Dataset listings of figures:
>>>

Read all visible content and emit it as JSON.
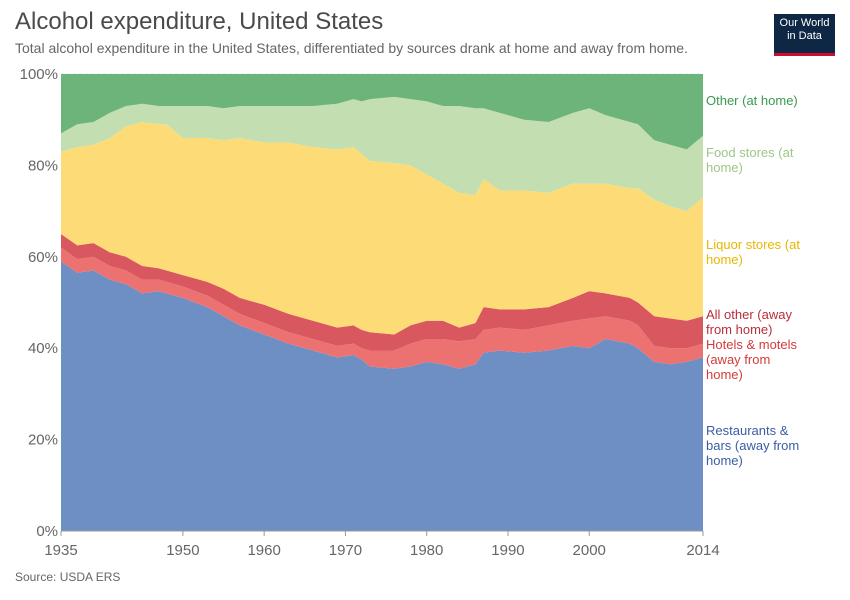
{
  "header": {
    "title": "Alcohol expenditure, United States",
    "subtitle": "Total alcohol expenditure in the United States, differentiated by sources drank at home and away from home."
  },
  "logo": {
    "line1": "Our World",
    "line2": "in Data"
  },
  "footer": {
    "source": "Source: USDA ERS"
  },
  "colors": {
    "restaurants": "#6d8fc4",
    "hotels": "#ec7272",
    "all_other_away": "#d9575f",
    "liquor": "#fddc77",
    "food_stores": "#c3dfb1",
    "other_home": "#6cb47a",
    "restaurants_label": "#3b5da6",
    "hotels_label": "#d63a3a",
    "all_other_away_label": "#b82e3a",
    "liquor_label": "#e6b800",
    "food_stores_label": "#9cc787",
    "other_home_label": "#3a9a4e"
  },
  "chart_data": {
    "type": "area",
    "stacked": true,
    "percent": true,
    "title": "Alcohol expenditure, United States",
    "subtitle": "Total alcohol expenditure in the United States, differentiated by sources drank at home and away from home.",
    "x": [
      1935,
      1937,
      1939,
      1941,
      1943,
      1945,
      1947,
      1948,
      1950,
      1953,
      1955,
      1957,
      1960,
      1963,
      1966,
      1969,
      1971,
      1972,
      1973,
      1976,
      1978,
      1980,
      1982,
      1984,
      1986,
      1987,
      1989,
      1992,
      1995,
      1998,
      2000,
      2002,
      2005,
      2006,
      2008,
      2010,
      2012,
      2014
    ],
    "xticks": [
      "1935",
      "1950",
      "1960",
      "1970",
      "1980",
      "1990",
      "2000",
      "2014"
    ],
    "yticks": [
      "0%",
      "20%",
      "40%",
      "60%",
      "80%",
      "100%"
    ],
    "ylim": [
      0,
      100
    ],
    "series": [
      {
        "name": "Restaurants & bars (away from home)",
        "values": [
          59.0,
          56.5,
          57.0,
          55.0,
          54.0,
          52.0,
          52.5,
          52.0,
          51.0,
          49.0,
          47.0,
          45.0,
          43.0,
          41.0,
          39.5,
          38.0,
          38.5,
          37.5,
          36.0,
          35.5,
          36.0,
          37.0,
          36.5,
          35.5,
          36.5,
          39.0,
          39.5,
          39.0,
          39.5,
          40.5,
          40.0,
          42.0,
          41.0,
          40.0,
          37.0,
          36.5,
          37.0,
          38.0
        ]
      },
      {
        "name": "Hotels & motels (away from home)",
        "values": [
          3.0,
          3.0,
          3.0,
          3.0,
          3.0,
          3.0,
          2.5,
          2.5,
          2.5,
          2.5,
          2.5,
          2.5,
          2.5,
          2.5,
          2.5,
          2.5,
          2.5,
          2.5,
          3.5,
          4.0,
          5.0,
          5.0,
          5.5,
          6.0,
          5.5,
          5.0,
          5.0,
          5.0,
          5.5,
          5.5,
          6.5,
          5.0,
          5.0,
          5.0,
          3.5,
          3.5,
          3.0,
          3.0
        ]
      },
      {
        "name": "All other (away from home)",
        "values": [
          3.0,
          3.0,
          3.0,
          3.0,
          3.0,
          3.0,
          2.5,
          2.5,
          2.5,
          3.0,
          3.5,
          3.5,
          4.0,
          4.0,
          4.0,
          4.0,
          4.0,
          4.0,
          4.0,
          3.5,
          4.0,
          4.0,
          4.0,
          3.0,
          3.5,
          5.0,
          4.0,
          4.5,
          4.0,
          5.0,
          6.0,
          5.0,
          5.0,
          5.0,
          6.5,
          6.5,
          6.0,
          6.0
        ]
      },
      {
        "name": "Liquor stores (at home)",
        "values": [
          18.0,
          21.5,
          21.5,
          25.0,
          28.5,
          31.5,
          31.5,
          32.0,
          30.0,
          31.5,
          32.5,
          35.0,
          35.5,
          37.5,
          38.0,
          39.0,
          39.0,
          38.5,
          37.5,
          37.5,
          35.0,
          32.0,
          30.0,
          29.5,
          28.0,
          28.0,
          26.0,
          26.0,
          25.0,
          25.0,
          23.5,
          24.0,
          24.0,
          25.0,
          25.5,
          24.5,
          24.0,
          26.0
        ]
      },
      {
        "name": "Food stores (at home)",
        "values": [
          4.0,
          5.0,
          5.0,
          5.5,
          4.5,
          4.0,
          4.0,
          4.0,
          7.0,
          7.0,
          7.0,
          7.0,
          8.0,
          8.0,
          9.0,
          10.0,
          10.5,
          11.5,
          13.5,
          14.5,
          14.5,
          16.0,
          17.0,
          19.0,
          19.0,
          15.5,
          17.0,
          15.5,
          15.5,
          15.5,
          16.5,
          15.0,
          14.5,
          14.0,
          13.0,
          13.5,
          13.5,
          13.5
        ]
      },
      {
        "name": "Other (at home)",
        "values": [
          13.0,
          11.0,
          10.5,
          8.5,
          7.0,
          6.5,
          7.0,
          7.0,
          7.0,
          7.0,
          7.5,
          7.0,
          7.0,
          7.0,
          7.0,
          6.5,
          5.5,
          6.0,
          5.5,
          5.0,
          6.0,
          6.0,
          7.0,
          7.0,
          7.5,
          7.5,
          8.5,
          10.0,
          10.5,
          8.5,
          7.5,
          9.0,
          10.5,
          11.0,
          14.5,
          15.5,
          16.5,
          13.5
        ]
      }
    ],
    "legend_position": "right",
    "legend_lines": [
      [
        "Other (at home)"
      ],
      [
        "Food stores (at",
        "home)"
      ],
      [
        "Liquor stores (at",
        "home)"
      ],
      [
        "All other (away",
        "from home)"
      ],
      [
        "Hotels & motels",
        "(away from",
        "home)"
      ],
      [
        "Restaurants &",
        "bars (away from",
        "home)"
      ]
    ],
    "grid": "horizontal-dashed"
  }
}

<<<
>>>

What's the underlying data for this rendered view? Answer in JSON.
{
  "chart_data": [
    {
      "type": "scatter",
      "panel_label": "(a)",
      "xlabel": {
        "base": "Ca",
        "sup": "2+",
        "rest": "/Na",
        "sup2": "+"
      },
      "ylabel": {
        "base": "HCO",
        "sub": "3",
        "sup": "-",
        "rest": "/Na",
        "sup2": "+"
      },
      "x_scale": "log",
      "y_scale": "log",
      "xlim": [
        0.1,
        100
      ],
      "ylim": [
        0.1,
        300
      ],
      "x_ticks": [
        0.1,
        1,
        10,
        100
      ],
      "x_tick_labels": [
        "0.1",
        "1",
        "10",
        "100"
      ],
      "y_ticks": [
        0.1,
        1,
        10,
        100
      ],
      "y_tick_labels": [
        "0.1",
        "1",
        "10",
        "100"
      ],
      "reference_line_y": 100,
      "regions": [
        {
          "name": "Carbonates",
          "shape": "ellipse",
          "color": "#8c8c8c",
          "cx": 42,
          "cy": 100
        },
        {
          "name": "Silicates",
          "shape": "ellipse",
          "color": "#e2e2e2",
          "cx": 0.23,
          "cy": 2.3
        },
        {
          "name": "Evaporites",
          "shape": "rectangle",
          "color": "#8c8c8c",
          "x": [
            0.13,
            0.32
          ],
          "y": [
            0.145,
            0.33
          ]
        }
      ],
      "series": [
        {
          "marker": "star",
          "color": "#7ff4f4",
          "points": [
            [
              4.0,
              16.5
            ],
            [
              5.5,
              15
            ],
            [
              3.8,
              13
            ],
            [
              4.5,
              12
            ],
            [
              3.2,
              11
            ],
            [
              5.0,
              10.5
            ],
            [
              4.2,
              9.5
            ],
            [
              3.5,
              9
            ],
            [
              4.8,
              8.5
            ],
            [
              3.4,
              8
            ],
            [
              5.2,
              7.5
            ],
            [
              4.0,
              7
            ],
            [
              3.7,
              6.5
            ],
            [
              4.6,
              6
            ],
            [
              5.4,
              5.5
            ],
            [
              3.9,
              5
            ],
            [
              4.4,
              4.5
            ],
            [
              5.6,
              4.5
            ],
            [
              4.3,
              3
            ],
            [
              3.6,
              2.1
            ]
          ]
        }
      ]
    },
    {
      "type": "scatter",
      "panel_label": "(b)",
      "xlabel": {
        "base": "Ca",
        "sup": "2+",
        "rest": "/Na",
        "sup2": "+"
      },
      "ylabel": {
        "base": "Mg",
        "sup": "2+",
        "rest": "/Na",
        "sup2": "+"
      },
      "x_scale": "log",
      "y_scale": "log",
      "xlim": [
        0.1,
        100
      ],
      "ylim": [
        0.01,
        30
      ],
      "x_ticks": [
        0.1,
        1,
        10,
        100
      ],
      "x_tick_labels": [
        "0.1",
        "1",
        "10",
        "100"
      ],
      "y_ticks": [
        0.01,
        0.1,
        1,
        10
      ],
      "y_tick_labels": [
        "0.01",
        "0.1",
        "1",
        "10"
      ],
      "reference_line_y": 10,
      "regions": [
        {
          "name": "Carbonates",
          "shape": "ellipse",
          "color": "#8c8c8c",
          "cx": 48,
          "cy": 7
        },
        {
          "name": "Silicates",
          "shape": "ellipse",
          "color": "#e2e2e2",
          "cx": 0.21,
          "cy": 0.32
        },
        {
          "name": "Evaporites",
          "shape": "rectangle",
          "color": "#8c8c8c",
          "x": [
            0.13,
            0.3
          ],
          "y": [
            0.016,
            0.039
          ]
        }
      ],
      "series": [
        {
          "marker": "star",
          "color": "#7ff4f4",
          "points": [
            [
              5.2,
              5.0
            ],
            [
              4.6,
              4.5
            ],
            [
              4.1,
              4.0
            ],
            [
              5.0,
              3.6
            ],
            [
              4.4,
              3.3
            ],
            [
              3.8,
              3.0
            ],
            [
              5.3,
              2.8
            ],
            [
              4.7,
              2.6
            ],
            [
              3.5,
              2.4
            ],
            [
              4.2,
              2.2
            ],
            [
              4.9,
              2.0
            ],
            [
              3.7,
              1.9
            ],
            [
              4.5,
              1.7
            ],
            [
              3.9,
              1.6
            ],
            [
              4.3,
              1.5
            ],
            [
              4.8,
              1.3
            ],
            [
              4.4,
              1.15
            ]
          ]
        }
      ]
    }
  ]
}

<<<

#### What you will do
Gather every line from the entries above where the word "drank" appears, and copy them.

#### Task answer
    "subtitle": "Total alcohol expenditure in the United States, differentiated by sources drank at home and away from home."
    "subtitle": "Total alcohol expenditure in the United States, differentiated by sources drank at home and away from home.",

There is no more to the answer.